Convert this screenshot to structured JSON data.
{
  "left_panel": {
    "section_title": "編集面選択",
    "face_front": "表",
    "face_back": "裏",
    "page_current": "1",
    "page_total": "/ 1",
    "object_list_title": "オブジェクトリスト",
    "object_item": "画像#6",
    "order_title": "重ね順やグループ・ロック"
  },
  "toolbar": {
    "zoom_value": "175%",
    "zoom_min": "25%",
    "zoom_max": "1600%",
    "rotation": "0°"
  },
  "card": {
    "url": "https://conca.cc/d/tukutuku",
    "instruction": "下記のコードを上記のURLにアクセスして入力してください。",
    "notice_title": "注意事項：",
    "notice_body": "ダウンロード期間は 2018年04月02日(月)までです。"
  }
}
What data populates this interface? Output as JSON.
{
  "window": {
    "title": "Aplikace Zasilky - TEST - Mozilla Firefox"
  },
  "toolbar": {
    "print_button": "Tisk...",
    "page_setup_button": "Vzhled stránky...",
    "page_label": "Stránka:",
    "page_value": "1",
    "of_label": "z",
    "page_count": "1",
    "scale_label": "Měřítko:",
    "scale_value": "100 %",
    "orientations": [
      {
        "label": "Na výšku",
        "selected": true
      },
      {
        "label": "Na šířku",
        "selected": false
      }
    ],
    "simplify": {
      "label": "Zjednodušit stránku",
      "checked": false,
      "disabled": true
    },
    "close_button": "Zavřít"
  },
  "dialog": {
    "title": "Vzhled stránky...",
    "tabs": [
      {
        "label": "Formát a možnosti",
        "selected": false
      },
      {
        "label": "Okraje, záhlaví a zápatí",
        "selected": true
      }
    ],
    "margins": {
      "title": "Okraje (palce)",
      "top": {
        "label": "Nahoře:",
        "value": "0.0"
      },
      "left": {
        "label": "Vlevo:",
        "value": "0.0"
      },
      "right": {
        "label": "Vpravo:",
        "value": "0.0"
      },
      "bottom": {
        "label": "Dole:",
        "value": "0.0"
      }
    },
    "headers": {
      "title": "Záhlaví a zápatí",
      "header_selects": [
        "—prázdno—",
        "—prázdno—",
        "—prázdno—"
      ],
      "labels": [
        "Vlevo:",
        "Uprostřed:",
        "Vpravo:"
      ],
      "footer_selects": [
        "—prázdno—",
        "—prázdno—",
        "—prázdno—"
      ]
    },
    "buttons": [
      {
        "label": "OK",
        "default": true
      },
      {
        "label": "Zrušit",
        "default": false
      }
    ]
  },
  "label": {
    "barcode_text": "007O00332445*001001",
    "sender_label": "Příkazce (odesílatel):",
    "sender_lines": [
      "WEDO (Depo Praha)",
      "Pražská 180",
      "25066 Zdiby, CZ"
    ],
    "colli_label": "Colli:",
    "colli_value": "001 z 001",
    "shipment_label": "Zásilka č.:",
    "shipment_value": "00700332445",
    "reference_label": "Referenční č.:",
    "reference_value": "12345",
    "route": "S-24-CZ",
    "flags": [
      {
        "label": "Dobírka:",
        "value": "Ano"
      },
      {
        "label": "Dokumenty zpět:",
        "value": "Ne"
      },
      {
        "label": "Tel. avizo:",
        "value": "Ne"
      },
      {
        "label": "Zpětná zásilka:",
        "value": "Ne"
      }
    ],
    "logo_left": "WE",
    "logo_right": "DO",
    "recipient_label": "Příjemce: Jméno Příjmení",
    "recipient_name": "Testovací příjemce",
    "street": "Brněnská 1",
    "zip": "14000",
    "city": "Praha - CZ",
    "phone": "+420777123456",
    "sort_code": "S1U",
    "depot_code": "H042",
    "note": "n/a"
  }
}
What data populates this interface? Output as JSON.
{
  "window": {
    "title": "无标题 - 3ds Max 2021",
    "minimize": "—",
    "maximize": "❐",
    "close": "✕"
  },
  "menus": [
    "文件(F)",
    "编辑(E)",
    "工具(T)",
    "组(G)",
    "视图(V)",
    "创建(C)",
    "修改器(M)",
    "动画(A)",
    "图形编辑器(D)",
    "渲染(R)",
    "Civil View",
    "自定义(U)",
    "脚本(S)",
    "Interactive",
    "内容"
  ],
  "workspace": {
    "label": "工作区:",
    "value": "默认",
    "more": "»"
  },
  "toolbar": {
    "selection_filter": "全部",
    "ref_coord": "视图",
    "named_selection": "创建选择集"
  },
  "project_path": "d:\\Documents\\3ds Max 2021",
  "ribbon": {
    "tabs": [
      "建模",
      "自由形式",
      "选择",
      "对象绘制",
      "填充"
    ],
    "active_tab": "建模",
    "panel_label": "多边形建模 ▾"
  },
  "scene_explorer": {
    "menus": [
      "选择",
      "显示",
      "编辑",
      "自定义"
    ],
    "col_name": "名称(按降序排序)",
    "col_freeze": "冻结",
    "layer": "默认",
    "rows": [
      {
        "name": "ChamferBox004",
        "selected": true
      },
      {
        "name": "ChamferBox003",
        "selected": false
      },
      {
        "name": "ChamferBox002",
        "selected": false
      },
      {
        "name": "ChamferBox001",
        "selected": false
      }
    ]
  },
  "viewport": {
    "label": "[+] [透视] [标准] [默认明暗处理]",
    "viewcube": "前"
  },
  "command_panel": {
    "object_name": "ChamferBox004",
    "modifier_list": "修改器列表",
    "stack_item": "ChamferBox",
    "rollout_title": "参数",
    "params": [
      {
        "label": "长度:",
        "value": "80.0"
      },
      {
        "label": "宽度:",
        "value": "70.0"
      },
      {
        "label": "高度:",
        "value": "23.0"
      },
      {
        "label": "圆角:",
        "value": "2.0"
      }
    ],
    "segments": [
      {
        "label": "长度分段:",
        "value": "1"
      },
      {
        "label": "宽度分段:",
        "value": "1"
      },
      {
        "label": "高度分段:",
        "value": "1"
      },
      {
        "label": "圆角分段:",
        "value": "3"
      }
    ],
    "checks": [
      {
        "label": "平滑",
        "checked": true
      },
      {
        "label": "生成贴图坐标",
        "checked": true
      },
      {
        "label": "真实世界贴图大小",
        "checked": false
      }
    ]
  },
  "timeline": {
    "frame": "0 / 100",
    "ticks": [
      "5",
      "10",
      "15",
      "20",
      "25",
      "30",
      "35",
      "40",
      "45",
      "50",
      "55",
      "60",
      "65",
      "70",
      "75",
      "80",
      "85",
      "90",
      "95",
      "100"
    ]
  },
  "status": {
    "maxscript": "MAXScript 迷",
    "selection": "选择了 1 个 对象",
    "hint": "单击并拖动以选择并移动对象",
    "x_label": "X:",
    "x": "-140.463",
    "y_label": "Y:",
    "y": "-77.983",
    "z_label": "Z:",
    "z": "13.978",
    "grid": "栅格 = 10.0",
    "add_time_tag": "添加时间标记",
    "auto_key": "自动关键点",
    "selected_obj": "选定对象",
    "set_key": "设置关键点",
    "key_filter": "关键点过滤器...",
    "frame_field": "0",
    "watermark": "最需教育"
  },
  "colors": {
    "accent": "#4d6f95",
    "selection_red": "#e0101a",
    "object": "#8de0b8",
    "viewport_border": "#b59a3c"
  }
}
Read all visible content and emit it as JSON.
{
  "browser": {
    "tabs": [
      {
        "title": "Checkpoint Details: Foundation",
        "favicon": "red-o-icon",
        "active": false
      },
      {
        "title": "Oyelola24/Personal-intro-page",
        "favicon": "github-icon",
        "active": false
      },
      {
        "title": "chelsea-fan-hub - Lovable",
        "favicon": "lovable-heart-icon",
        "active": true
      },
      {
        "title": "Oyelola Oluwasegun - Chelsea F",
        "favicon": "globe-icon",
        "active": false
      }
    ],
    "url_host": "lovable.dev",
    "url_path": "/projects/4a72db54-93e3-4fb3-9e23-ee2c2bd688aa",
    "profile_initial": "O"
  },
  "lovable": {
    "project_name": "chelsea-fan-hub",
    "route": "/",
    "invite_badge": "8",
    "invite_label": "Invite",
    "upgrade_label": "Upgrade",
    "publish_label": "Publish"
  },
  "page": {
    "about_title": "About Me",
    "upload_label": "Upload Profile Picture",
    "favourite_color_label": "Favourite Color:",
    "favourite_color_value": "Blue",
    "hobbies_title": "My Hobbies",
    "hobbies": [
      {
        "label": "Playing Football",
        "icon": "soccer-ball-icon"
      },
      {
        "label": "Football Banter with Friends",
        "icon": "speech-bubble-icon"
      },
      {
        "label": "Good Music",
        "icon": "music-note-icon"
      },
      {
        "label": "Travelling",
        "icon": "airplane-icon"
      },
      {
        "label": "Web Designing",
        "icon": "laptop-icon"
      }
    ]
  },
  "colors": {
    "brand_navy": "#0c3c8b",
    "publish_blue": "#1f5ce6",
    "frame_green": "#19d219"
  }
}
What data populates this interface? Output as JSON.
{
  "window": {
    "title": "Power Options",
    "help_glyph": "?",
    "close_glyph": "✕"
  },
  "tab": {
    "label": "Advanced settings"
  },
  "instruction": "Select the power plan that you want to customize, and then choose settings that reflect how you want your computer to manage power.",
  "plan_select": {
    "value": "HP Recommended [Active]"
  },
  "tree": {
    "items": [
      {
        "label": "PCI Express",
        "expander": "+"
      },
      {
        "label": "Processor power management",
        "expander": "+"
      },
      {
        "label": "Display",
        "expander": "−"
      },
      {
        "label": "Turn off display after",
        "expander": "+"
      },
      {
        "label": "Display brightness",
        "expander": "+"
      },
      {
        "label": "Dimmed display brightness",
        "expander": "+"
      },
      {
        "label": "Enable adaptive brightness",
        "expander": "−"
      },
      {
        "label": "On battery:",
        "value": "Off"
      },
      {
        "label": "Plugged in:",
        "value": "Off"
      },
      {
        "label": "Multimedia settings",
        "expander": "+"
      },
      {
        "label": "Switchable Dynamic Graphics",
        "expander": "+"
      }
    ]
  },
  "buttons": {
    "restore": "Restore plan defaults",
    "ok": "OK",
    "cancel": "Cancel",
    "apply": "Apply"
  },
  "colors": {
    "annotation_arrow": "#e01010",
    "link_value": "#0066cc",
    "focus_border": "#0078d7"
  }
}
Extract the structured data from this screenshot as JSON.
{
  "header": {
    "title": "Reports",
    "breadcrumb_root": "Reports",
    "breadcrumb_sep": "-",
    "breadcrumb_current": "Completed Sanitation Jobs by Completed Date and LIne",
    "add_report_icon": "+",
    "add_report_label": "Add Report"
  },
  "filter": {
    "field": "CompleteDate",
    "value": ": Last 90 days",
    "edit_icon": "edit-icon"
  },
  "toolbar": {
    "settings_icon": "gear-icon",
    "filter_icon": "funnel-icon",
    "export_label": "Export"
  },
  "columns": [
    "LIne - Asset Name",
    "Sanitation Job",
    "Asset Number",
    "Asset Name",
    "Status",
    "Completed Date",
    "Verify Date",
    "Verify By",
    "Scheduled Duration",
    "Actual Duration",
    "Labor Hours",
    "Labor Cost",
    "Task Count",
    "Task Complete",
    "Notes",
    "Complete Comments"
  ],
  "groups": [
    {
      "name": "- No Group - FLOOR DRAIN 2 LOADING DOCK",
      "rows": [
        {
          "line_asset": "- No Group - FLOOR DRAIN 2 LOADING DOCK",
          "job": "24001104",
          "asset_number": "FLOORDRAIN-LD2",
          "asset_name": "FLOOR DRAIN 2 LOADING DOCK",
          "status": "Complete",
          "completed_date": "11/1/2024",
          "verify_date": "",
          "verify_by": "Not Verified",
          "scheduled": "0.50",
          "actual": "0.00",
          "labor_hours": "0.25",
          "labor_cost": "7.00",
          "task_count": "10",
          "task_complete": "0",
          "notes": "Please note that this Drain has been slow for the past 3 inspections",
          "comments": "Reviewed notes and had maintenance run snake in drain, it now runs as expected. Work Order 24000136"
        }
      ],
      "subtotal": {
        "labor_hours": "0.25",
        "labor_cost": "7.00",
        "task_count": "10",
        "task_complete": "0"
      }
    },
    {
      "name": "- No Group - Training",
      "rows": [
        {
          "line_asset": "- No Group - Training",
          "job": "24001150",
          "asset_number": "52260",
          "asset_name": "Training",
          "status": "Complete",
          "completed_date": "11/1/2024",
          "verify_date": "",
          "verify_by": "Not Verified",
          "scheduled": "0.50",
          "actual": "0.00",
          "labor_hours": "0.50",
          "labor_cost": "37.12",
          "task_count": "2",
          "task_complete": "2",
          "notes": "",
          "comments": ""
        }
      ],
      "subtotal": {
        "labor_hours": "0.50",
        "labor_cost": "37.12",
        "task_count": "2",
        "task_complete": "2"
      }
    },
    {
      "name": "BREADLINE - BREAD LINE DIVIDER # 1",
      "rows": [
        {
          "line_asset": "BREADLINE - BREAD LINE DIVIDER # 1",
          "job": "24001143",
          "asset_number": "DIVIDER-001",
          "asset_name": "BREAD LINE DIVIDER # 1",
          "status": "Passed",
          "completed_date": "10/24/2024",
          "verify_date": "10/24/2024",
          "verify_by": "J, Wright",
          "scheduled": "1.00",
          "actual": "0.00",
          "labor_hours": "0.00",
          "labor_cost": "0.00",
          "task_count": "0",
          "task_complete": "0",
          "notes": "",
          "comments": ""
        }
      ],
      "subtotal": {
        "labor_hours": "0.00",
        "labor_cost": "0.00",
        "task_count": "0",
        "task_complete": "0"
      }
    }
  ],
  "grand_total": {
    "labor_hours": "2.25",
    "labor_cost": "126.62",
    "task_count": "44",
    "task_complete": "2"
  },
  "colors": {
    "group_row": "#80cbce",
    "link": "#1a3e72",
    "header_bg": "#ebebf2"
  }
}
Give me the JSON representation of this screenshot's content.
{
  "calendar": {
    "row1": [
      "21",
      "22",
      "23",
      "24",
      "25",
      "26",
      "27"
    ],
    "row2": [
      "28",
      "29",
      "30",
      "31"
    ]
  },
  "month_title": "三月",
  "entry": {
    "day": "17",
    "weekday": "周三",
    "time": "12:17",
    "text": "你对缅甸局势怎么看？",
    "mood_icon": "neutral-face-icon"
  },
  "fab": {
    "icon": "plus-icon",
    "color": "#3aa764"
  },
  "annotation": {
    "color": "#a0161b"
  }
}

· · · · ·

Locate the line that contains "Give me the". Repeat it and every line after it, up to and including the final line, exactly.

RESULT OF THIS EXERCISE:
Give me the JSON representation of this screenshot's content.
{
  "calendar": {
    "row1": [
      "21",
      "22",
      "23",
      "24",
      "25",
      "26",
      "27"
    ],
    "row2": [
      "28",
      "29",
      "30",
      "31"
    ]
  },
  "month_title": "三月",
  "entry": {
    "day": "17",
    "weekday": "周三",
    "time": "12:17",
    "text": "你对缅甸局势怎么看？",
    "mood_icon": "neutral-face-icon"
  },
  "fab": {
    "icon": "plus-icon",
    "color": "#3aa764"
  },
  "annotation": {
    "color": "#a0161b"
  }
}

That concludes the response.